- **Stored records**:
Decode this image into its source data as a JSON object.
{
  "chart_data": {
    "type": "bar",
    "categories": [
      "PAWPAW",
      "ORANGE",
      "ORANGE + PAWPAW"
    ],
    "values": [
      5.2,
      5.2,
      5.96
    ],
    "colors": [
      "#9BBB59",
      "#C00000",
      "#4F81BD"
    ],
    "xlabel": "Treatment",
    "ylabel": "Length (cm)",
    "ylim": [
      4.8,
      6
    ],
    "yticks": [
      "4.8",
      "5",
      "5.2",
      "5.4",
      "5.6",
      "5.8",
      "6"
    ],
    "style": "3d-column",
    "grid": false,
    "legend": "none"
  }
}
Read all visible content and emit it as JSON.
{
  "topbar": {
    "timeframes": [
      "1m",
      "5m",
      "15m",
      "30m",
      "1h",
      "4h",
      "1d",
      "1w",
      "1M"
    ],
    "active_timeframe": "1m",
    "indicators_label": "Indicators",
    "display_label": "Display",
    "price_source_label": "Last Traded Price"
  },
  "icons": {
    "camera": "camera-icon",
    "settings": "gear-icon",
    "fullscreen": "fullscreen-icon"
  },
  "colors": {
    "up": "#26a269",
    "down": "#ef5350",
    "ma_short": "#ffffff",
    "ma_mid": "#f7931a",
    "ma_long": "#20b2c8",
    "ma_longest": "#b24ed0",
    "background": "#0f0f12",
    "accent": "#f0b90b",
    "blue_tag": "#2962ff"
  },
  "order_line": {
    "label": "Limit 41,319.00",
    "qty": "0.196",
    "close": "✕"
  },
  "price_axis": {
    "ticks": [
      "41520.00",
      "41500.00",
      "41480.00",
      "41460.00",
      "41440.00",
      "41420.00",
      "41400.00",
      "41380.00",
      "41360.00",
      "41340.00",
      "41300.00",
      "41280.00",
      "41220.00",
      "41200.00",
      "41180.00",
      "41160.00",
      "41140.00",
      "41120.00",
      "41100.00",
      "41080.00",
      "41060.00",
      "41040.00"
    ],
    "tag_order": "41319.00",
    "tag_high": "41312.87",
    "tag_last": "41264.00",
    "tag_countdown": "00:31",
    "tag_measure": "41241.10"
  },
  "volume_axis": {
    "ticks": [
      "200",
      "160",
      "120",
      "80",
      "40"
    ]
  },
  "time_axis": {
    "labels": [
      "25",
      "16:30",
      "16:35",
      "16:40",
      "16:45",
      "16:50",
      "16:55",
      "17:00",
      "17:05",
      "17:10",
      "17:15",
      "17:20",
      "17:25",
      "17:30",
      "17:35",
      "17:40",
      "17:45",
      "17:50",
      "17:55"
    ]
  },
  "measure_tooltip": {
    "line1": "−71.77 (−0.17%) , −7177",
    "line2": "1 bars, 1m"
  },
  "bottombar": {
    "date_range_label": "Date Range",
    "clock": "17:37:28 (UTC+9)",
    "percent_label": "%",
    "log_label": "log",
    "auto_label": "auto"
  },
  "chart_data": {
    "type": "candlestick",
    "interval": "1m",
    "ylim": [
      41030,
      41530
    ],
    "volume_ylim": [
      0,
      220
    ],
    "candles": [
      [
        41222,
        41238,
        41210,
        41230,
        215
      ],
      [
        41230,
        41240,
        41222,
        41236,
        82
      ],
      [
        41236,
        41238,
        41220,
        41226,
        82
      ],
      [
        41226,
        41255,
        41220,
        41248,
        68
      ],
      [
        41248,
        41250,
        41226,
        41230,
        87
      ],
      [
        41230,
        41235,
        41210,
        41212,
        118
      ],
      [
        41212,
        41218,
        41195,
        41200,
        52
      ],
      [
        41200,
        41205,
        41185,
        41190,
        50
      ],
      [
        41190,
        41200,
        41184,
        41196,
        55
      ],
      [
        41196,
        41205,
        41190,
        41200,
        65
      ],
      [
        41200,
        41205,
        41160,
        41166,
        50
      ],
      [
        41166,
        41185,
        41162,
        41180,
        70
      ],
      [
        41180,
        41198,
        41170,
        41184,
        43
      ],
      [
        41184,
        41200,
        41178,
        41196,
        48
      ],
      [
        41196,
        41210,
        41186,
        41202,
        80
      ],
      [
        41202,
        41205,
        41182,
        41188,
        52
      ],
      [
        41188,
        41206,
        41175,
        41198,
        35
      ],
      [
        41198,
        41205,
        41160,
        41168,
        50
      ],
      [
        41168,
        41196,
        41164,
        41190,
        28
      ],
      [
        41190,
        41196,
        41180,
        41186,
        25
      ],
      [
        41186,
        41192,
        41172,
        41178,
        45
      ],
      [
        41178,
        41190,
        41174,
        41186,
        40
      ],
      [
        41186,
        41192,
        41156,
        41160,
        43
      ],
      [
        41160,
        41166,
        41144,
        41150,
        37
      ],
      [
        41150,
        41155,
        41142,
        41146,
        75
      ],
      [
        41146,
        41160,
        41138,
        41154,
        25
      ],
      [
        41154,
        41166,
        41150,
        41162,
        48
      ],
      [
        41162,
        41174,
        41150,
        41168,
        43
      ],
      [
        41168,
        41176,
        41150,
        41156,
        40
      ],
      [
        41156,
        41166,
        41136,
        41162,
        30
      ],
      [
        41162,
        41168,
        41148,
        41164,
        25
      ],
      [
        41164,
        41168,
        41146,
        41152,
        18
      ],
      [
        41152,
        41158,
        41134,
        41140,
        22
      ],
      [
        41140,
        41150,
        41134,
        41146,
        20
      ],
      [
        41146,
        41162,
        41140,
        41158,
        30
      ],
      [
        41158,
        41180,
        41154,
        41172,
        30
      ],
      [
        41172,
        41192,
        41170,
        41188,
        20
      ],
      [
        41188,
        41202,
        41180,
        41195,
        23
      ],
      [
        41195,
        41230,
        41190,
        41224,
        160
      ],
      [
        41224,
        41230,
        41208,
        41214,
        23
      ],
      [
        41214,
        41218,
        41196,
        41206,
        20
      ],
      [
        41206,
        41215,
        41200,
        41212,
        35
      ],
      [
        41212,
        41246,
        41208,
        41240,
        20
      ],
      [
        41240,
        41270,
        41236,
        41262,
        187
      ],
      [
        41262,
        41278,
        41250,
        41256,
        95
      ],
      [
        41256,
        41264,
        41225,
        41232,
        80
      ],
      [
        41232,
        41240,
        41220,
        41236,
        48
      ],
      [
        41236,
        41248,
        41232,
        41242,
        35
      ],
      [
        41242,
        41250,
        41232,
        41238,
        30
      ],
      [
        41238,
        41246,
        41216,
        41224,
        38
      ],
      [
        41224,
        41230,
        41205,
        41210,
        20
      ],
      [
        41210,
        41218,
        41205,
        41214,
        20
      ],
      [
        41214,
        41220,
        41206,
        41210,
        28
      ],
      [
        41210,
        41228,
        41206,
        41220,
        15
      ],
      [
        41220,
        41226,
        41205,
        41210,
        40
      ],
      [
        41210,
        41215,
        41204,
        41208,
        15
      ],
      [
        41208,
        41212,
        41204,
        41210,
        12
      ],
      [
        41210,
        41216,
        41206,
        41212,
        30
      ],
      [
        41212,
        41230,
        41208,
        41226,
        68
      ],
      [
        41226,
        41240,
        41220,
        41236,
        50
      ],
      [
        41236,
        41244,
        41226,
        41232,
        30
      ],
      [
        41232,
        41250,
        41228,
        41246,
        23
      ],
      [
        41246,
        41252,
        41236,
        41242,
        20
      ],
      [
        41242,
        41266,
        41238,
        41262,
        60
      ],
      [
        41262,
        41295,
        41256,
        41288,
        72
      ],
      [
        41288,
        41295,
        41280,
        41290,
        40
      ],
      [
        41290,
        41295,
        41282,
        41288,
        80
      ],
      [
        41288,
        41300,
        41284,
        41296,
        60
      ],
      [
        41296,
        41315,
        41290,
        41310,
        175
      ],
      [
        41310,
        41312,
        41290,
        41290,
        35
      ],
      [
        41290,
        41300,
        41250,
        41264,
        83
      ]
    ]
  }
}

- **The request**: Scan the entries above. Copy each line that has the string "JSON".

- **Result for this task**:
Decode this image into its source data as a JSON object.
Read all visible content and emit it as JSON.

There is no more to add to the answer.